# MATERIAL FOR THIS TASK:
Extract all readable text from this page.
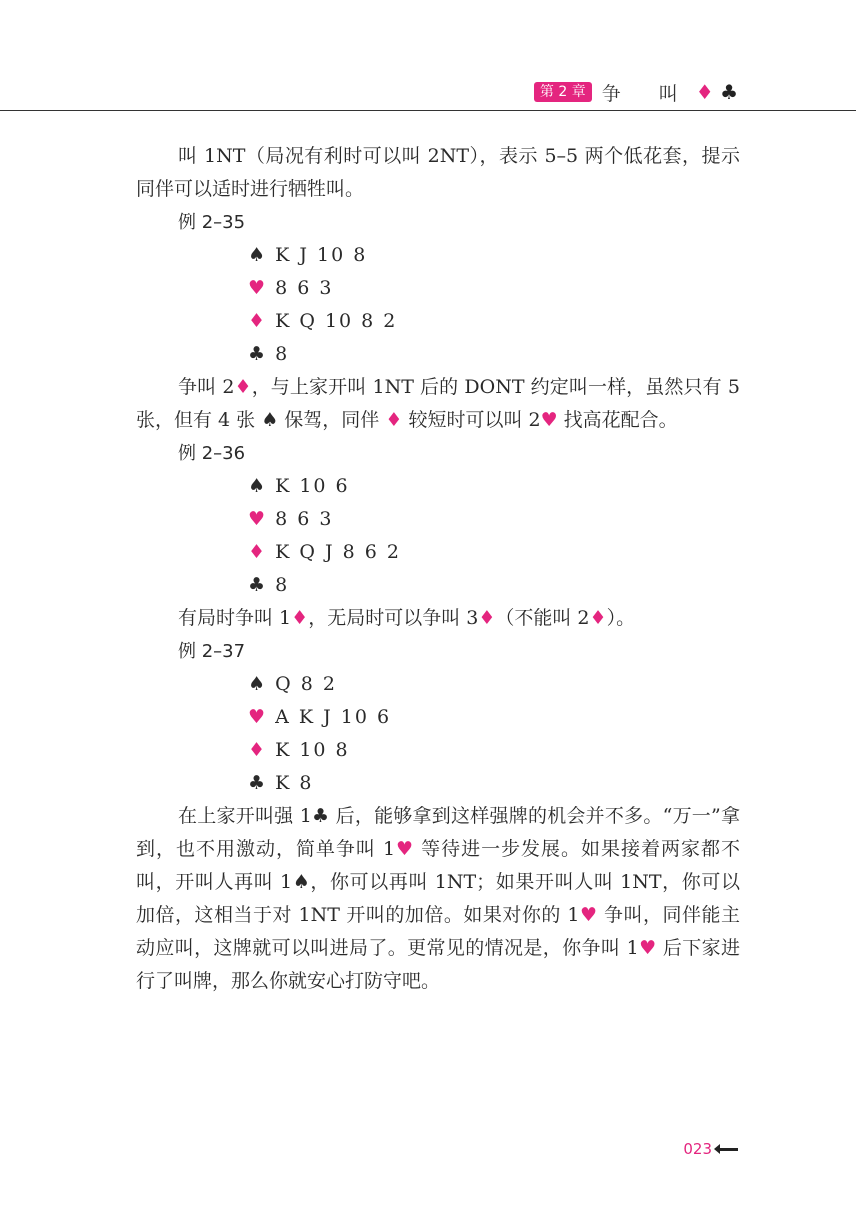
第 2 章 争 叫 ♦ ♣

叫 1NT（局况有利时可以叫 2NT），表示 5–5 两个低花套，提示同伴可以适时进行牺牲叫。

例 2–35
♠ K J 10 8
♥ 8 6 3
♦ K Q 10 8 2
♣ 8

争叫 2♦，与上家开叫 1NT 后的 DONT 约定叫一样，虽然只有 5 张，但有 4 张 ♠ 保驾，同伴 ♦ 较短时可以叫 2♥ 找高花配合。

例 2–36
♠ K 10 6
♥ 8 6 3
♦ K Q J 8 6 2
♣ 8

有局时争叫 1♦，无局时可以争叫 3♦（不能叫 2♦）。

例 2–37
♠ Q 8 2
♥ A K J 10 6
♦ K 10 8
♣ K 8

在上家开叫强 1♣ 后，能够拿到这样强牌的机会并不多。“万一”拿到，也不用激动，简单争叫 1♥ 等待进一步发展。如果接着两家都不叫，开叫人再叫 1♠，你可以再叫 1NT；如果开叫人叫 1NT，你可以加倍，这相当于对 1NT 开叫的加倍。如果对你的 1♥ 争叫，同伴能主动应叫，这牌就可以叫进局了。更常见的情况是，你争叫 1♥ 后下家进行了叫牌，那么你就安心打防守吧。

023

# SHORT EXERCISE:
Transcribe every record above exactly as written, leaving out any pictures.

# RESULT OF THIS TASK:
Extract all readable text from this page.
第 2 章 争 叫 ♦ ♣

叫 1NT（局况有利时可以叫 2NT），表示 5–5 两个低花套，提示同伴可以适时进行牺牲叫。

例 2–35
♠ K J 10 8
♥ 8 6 3
♦ K Q 10 8 2
♣ 8

争叫 2♦，与上家开叫 1NT 后的 DONT 约定叫一样，虽然只有 5 张，但有 4 张 ♠ 保驾，同伴 ♦ 较短时可以叫 2♥ 找高花配合。

例 2–36
♠ K 10 6
♥ 8 6 3
♦ K Q J 8 6 2
♣ 8

有局时争叫 1♦，无局时可以争叫 3♦（不能叫 2♦）。

例 2–37
♠ Q 8 2
♥ A K J 10 6
♦ K 10 8
♣ K 8

在上家开叫强 1♣ 后，能够拿到这样强牌的机会并不多。“万一”拿到，也不用激动，简单争叫 1♥ 等待进一步发展。如果接着两家都不叫，开叫人再叫 1♠，你可以再叫 1NT；如果开叫人叫 1NT，你可以加倍，这相当于对 1NT 开叫的加倍。如果对你的 1♥ 争叫，同伴能主动应叫，这牌就可以叫进局了。更常见的情况是，你争叫 1♥ 后下家进行了叫牌，那么你就安心打防守吧。

023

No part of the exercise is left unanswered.